■ **GIVEN PROBLEM**
Each line containing the word "xlabel" should be found and copied.

■ **Items from a figure collection**
Start
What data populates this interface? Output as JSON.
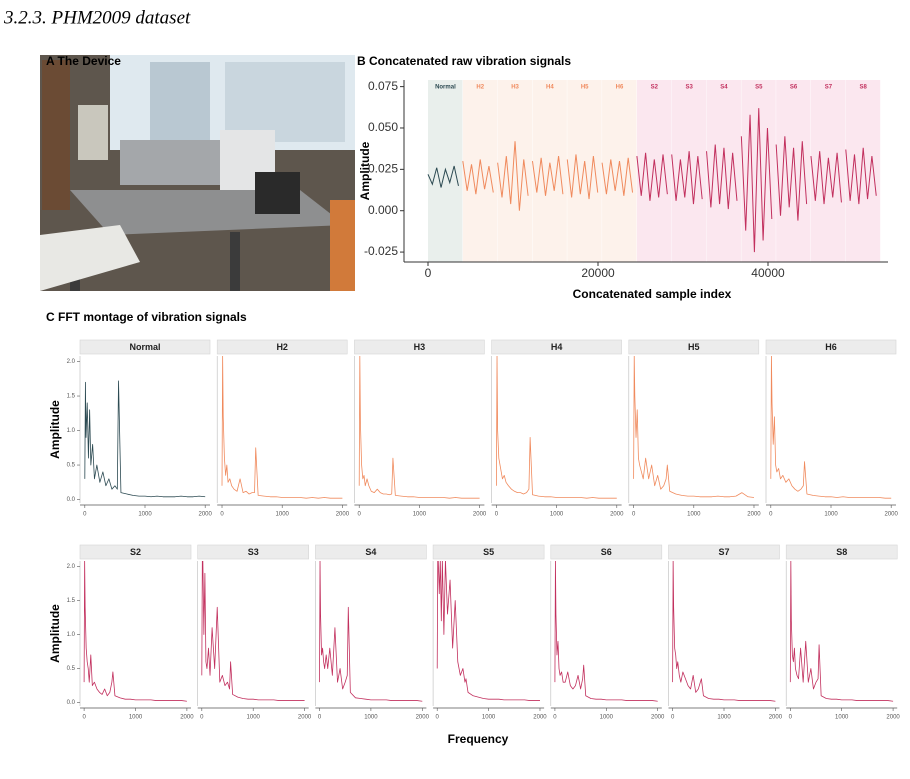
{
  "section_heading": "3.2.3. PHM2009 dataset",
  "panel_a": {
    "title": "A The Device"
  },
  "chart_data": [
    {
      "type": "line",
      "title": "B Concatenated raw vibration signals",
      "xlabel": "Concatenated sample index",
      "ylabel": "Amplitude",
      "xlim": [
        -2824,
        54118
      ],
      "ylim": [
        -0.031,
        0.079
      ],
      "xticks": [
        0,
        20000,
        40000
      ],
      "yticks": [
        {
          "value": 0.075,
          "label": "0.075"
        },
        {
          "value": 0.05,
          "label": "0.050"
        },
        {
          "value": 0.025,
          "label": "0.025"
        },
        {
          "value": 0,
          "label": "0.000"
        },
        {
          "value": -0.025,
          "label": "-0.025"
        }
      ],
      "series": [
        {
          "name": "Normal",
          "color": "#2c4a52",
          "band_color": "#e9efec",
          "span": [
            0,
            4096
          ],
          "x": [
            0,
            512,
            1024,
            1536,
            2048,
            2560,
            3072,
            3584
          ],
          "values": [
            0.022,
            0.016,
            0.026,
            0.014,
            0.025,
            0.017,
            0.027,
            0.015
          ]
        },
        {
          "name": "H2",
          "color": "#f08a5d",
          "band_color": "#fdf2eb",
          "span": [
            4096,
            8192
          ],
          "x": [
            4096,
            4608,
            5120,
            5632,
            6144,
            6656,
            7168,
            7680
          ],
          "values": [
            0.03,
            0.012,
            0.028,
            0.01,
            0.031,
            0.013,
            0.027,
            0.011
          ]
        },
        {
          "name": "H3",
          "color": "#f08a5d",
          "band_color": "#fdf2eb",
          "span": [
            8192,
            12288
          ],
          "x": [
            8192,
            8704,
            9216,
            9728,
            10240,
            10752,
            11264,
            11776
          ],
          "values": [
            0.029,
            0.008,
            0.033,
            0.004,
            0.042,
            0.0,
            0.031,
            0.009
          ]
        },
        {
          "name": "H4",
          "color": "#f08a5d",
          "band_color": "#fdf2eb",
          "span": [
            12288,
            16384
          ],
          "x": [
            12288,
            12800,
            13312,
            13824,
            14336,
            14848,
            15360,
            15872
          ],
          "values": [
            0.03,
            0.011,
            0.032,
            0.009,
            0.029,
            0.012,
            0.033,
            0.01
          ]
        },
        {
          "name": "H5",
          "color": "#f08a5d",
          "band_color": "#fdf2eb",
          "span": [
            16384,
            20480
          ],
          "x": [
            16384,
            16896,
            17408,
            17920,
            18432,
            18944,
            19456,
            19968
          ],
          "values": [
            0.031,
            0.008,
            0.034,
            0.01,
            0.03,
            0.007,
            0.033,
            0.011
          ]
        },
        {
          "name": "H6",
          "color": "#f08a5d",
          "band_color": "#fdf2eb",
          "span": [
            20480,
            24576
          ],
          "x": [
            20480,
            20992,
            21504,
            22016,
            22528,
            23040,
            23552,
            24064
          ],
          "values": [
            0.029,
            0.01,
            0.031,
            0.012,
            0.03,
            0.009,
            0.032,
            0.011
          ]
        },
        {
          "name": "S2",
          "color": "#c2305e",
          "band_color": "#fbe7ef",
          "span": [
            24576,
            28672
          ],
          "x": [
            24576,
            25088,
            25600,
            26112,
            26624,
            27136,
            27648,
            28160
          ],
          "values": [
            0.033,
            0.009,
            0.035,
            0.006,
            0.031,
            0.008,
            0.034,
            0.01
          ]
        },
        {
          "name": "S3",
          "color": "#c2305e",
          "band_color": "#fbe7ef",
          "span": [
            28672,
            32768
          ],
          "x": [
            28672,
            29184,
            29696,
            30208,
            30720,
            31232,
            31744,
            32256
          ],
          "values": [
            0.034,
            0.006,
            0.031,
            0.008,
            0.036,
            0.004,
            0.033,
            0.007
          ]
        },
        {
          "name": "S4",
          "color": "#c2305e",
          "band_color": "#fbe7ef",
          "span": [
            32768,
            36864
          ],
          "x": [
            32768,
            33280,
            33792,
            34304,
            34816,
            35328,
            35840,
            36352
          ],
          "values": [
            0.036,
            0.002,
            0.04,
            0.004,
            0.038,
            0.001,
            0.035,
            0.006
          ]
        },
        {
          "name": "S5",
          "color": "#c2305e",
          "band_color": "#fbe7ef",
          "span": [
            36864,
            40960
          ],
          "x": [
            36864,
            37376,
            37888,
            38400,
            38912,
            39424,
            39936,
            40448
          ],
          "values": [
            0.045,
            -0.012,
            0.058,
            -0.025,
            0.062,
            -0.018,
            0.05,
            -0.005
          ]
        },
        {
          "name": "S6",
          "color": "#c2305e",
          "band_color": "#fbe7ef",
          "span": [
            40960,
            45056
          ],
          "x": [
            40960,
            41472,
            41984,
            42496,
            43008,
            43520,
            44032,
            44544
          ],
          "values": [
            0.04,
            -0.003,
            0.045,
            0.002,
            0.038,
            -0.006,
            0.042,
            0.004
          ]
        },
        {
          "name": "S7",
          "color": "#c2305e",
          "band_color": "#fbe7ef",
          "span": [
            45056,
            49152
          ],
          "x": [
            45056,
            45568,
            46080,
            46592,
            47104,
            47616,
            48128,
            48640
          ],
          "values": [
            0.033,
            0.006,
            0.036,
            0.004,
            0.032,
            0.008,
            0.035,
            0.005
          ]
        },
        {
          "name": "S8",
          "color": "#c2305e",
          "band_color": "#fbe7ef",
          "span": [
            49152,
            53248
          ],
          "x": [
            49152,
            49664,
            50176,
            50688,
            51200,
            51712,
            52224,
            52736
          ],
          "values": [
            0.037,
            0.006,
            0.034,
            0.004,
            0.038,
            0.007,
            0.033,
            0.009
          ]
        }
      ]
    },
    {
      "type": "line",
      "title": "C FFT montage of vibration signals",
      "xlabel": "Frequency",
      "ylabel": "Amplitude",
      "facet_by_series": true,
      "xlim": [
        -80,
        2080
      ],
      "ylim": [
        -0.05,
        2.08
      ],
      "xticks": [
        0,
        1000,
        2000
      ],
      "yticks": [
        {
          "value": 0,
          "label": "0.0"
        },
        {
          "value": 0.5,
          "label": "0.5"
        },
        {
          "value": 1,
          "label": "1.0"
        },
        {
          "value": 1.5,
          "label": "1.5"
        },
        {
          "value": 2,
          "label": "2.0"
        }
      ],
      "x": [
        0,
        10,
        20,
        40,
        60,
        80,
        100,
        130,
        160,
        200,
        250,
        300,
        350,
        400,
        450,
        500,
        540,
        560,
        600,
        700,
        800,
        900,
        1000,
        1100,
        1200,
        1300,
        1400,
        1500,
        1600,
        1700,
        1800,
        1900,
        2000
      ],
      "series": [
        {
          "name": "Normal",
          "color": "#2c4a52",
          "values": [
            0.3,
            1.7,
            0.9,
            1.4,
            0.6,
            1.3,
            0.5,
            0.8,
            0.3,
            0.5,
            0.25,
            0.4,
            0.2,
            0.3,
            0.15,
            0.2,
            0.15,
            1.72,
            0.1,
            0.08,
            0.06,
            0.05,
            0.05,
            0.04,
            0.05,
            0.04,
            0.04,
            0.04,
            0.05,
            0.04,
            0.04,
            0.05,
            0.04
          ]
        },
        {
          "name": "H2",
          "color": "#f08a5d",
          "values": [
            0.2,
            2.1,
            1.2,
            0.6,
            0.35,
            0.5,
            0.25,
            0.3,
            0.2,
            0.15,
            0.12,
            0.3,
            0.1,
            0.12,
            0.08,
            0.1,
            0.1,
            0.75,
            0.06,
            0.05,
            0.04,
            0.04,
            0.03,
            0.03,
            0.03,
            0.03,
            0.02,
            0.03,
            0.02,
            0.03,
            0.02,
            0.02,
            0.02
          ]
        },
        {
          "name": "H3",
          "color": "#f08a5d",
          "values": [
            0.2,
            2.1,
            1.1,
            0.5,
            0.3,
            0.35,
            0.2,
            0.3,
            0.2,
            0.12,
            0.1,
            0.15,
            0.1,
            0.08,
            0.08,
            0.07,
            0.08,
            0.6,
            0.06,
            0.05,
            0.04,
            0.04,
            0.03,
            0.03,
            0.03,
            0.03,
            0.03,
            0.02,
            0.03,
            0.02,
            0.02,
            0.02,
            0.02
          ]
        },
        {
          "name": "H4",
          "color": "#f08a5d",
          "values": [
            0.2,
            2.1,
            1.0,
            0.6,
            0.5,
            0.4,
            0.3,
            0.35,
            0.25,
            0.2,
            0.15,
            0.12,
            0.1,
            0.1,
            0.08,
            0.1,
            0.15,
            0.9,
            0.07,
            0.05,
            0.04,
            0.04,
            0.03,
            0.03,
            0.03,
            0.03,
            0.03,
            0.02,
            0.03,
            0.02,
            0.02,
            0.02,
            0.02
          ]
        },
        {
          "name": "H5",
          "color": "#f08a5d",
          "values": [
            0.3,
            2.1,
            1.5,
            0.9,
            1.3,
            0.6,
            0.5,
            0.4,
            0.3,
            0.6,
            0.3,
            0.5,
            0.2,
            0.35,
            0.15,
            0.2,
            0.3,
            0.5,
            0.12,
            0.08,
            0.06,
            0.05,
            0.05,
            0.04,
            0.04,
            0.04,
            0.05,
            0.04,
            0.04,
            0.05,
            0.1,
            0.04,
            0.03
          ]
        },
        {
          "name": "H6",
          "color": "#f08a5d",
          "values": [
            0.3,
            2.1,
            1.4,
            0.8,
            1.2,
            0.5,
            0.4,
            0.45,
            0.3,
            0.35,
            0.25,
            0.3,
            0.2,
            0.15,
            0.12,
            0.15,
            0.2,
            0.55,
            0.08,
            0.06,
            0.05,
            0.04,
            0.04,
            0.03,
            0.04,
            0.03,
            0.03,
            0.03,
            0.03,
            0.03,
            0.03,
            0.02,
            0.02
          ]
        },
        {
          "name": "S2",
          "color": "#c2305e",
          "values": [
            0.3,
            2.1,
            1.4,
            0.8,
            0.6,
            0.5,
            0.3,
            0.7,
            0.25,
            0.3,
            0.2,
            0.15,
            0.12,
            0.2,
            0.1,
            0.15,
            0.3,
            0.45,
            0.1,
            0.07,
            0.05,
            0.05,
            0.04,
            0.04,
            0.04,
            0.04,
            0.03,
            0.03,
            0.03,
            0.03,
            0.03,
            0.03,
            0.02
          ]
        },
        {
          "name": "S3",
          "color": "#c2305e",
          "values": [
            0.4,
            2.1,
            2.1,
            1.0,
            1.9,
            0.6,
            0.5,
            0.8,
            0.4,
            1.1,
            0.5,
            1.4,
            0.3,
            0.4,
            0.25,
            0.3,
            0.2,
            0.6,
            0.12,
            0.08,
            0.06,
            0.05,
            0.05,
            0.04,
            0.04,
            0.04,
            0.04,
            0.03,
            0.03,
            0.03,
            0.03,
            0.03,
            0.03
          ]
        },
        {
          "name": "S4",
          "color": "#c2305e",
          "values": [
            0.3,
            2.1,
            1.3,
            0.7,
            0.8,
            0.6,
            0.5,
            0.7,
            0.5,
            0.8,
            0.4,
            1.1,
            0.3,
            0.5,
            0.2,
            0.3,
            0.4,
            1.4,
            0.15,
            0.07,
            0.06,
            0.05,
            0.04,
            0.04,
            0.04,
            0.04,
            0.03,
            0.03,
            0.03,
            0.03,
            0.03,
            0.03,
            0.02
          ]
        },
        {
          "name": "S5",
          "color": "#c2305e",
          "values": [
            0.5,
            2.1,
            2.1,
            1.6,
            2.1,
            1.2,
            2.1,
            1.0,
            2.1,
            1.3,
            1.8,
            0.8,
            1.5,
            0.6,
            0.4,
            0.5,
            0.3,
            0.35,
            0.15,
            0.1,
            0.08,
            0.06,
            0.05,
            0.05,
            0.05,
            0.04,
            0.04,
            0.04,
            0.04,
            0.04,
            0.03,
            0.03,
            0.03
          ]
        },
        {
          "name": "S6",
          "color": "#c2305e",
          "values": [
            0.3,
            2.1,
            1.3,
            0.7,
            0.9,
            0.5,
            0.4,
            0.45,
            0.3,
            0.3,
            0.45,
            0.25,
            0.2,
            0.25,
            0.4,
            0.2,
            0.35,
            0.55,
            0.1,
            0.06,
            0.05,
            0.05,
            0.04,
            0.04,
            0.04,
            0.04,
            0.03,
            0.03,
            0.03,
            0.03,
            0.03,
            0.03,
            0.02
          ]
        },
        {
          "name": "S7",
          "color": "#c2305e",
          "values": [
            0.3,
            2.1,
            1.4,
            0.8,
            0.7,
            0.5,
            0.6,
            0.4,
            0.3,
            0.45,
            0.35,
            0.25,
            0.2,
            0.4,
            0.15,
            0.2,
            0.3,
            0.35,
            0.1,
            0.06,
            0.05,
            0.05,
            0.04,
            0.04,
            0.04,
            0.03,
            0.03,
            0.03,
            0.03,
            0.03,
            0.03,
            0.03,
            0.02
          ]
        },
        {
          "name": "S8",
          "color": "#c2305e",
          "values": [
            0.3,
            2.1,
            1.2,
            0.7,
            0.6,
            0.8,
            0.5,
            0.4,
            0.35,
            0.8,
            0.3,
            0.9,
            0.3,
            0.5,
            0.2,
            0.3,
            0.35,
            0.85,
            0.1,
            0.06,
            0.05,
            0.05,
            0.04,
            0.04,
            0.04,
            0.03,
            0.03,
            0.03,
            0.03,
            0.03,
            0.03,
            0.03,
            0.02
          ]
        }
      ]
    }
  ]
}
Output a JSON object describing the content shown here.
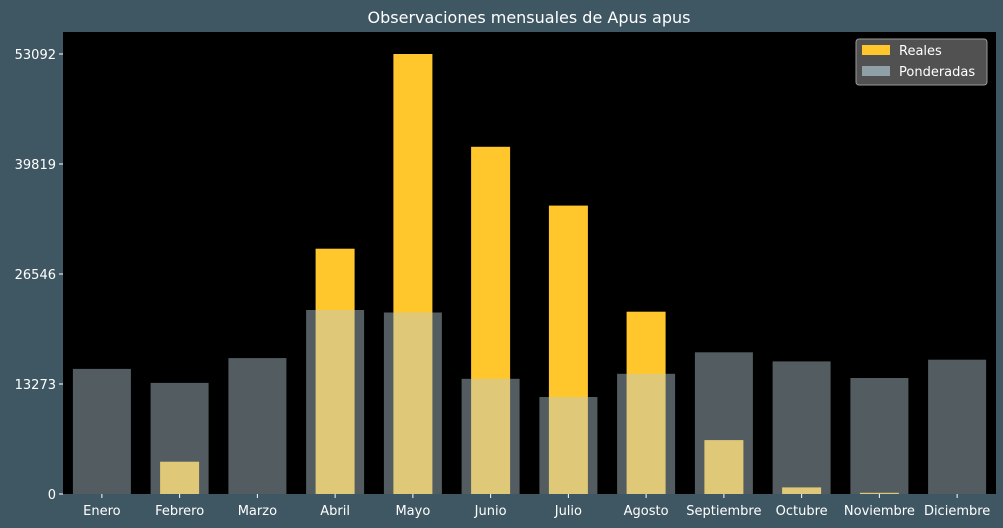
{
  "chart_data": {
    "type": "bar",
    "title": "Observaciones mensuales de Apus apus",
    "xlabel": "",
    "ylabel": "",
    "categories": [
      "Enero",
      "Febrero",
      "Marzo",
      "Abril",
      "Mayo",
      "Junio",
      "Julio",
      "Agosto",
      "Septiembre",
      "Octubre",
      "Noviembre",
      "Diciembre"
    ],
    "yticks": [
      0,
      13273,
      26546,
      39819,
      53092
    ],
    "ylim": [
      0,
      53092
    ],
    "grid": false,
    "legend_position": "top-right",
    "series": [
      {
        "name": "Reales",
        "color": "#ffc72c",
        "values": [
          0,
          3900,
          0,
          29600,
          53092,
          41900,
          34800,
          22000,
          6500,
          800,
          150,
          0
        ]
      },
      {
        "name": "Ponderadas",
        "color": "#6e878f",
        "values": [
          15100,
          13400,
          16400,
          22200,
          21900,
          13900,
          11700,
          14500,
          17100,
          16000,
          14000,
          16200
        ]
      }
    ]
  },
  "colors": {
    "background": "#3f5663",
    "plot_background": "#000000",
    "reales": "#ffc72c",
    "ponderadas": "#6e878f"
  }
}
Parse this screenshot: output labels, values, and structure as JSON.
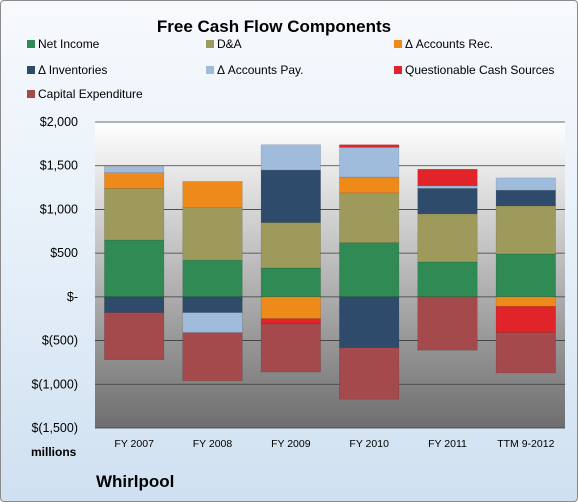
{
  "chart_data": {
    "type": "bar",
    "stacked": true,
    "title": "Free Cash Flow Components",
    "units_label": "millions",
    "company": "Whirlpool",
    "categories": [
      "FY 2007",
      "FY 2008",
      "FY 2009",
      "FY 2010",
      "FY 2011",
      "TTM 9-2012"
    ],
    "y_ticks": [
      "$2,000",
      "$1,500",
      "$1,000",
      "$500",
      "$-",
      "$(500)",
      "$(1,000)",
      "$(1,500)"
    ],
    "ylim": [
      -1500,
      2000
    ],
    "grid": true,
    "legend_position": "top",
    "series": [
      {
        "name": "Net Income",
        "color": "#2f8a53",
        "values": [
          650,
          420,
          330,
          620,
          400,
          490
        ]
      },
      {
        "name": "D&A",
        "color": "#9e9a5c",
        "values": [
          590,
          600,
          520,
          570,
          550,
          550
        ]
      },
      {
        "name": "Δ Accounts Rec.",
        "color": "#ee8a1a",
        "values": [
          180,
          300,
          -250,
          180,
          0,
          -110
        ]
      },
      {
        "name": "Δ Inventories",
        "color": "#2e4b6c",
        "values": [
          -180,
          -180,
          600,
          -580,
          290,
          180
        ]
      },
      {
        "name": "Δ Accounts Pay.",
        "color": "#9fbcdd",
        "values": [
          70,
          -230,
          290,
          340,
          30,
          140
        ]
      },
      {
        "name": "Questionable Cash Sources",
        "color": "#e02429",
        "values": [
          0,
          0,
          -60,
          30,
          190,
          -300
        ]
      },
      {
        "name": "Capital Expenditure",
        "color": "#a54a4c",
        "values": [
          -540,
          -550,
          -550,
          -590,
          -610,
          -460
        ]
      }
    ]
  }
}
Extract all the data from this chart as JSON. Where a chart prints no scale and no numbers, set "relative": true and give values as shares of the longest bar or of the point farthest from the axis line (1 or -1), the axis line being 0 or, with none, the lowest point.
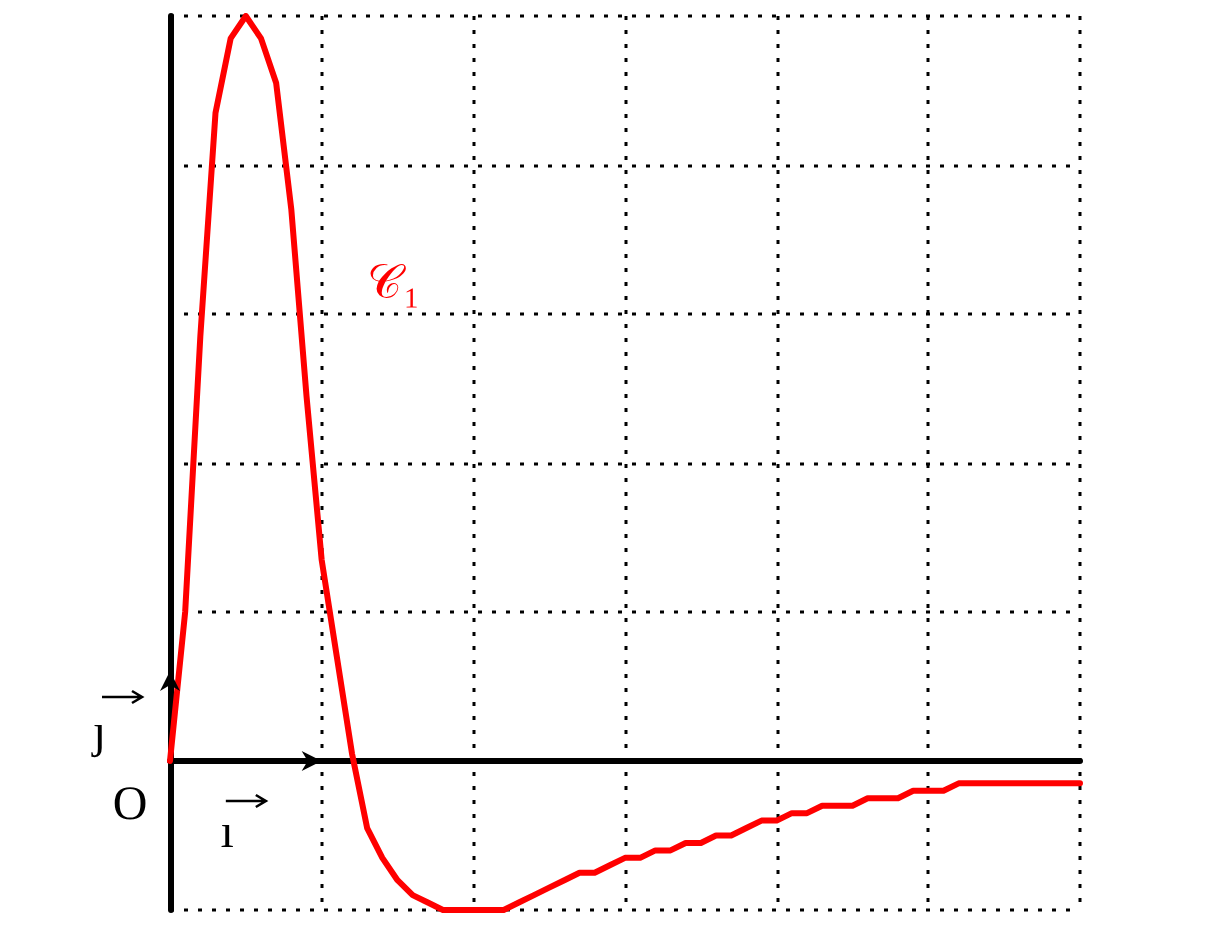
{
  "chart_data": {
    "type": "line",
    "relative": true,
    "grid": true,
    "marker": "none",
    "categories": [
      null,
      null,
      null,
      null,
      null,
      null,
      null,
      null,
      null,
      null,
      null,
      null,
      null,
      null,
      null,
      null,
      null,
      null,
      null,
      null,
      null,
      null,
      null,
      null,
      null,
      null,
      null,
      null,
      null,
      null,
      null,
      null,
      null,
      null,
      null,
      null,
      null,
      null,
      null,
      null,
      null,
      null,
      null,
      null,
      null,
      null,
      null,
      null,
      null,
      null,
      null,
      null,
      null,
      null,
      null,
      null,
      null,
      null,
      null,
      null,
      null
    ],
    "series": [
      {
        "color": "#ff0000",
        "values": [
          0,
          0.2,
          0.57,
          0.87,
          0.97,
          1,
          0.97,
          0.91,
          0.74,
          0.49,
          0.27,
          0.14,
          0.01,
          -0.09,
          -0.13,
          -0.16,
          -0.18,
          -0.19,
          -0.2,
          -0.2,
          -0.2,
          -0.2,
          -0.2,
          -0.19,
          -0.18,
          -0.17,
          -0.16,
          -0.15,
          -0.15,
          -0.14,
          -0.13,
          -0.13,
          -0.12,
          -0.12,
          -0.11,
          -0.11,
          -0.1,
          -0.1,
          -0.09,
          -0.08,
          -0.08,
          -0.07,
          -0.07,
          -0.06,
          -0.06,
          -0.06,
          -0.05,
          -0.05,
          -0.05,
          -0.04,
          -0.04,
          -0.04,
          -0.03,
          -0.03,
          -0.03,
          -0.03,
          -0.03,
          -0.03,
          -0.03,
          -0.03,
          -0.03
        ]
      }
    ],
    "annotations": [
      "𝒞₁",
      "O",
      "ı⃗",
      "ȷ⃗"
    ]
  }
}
End
■ **FINAL ANSWER**
      "xlabel": "Concatenated sample index",
      "xlabel": "Frequency",
    "xlabel": "",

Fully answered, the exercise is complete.